(Records excerpted from a collection)
-=-=-

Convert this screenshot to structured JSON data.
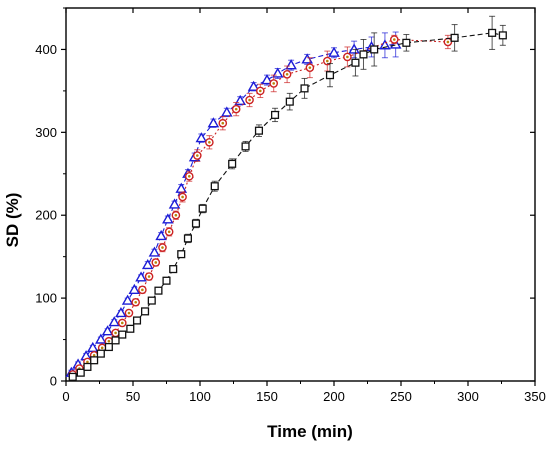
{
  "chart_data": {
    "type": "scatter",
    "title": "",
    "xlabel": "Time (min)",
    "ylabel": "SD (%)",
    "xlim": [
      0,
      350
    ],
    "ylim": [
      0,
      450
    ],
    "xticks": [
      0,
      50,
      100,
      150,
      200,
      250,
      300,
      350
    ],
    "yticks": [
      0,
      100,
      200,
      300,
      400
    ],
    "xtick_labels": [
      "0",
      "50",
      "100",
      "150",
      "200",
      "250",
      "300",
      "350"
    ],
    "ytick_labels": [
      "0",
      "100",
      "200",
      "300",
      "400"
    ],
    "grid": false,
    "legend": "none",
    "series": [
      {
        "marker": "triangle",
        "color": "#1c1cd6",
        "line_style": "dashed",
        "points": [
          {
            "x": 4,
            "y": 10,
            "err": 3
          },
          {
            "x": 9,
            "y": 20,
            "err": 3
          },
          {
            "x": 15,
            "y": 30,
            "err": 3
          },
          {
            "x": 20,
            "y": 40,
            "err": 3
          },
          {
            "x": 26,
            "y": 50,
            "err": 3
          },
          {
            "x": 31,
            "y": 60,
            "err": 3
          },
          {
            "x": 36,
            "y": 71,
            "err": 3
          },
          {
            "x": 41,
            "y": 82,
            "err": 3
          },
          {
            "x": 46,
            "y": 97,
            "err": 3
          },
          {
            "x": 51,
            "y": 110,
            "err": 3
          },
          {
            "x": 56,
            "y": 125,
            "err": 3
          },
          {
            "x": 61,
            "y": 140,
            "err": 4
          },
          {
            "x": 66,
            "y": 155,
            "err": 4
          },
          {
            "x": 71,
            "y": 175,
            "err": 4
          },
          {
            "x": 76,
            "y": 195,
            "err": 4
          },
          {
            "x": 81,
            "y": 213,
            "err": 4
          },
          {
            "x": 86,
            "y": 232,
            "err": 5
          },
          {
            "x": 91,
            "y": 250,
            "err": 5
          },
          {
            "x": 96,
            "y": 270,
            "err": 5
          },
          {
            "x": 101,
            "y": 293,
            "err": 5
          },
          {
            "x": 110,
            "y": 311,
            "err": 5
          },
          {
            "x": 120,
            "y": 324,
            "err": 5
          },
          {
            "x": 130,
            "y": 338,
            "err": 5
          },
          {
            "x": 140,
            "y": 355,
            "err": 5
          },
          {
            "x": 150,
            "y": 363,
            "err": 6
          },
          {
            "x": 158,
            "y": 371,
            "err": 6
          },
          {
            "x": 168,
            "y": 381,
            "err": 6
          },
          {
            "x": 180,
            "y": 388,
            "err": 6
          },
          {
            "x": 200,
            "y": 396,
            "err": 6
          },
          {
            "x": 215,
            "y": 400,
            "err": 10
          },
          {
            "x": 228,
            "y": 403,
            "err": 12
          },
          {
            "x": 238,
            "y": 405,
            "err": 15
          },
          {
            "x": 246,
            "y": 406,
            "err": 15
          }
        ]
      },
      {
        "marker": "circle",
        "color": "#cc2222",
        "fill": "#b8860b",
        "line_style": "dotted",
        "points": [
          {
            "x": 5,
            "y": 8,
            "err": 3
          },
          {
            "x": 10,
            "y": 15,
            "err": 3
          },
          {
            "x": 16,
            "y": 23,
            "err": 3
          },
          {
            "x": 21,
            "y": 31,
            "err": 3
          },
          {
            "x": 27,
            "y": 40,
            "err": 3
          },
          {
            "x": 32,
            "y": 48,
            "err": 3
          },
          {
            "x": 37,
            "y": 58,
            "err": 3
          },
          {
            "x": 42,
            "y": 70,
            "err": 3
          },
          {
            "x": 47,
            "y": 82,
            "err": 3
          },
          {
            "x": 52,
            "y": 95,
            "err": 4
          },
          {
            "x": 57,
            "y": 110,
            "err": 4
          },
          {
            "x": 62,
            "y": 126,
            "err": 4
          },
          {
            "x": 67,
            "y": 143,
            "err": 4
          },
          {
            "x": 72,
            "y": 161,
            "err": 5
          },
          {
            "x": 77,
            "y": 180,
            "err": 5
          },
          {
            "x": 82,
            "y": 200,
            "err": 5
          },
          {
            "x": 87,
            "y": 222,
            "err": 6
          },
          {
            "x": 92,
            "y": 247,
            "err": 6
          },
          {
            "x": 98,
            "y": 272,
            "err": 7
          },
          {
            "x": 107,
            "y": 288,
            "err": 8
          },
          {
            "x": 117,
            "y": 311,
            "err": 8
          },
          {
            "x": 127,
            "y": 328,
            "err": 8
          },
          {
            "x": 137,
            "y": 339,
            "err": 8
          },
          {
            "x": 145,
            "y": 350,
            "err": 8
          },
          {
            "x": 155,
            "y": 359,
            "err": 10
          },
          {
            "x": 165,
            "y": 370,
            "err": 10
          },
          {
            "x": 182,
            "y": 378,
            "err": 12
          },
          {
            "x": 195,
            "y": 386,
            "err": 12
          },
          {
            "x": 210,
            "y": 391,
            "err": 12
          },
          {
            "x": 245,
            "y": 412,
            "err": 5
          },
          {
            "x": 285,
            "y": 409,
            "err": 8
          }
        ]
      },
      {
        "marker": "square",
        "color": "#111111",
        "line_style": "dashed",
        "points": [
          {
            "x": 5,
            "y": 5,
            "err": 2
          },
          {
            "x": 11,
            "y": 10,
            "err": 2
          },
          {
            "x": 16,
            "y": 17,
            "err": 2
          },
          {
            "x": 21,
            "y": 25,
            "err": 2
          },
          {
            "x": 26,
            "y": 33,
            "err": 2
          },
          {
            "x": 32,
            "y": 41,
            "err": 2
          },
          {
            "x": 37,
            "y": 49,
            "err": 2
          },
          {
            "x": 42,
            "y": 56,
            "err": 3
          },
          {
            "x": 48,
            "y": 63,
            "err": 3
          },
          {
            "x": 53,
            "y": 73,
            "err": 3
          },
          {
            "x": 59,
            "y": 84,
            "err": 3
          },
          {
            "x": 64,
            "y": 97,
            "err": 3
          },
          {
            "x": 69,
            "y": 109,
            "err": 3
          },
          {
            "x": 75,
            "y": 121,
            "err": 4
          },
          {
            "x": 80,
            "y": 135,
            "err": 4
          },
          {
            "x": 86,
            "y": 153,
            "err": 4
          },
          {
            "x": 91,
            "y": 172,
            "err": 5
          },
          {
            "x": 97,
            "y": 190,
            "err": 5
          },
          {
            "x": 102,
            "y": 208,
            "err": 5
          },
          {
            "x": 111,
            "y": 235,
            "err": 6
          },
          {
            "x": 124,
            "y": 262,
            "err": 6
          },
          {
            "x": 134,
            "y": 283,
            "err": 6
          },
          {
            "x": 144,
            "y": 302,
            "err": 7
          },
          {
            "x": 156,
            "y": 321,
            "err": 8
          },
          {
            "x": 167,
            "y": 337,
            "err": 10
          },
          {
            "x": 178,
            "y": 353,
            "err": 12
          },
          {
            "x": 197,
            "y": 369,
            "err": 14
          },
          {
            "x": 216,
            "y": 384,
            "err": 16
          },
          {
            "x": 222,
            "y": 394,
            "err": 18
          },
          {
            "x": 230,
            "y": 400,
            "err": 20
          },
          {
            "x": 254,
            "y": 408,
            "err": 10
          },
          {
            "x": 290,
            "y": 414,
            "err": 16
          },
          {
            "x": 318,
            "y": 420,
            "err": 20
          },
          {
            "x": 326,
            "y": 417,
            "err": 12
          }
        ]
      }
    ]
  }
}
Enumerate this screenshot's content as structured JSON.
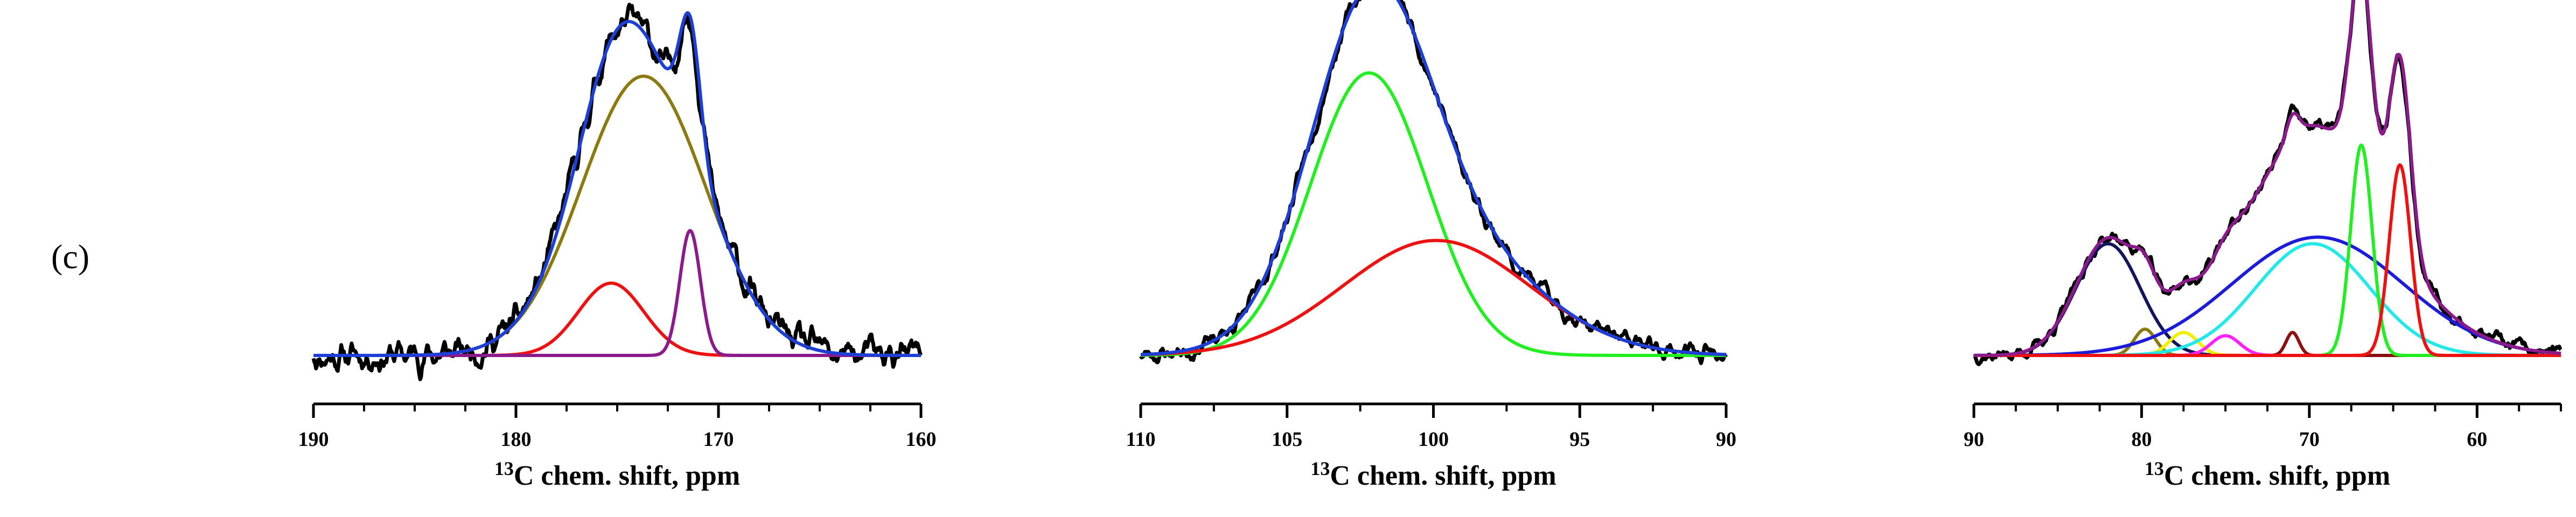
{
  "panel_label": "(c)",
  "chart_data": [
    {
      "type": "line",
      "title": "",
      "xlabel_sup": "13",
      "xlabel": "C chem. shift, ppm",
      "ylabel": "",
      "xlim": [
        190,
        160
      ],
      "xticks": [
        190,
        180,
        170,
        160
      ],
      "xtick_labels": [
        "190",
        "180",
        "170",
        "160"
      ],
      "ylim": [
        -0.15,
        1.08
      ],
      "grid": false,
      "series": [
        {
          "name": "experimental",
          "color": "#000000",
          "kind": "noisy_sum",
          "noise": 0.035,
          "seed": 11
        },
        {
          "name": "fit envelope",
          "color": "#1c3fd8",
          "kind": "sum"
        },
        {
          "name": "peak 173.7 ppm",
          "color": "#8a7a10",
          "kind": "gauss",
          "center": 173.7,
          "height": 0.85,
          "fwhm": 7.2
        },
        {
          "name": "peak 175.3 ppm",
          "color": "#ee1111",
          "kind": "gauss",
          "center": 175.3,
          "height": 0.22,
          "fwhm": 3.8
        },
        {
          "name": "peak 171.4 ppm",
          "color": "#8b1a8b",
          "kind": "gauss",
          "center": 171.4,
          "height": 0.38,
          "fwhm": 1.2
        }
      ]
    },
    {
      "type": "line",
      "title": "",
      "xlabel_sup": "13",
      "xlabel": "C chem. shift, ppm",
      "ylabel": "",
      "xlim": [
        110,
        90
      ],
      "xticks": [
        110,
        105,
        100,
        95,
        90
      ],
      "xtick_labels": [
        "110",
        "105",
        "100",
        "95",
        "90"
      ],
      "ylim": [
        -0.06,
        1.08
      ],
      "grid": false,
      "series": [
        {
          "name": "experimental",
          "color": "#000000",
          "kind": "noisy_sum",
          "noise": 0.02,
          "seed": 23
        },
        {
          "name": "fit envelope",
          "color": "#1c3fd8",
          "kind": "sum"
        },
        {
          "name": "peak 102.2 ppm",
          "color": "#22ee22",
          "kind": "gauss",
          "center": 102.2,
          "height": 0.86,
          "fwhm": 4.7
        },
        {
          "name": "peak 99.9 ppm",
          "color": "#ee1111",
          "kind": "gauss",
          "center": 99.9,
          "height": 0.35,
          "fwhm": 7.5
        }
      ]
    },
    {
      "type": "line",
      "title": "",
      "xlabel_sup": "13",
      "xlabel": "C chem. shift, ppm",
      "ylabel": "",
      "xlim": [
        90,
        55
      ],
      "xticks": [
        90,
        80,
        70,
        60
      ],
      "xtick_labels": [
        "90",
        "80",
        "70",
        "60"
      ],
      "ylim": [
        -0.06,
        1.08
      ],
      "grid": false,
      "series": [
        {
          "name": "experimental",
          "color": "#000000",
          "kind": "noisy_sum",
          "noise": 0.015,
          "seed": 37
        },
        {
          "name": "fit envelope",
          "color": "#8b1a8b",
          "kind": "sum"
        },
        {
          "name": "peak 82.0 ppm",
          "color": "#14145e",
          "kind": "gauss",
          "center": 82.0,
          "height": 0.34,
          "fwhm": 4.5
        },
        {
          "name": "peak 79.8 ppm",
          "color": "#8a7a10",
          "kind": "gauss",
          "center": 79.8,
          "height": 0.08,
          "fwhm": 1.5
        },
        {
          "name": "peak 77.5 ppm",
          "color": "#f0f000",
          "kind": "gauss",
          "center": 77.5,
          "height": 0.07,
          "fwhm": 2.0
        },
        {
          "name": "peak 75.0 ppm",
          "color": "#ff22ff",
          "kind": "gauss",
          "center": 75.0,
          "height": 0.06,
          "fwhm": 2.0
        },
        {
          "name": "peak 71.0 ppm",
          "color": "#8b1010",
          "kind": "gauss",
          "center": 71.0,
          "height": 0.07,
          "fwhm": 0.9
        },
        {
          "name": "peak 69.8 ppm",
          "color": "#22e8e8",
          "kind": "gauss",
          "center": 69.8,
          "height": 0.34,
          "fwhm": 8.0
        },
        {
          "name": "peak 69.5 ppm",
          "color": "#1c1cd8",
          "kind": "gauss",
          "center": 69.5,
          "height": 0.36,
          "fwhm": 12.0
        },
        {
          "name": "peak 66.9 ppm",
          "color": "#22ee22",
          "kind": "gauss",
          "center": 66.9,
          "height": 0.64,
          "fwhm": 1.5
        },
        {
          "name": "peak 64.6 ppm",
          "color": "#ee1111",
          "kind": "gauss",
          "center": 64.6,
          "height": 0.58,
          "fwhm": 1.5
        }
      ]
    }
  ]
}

-=-=-

Exercise details:
Look through the data above. Each line containing the word "structured" needs to be copied.

Output for this task:
Convert this screenshot to structured JSON data.
Enumerate this screenshot's content as structured JSON.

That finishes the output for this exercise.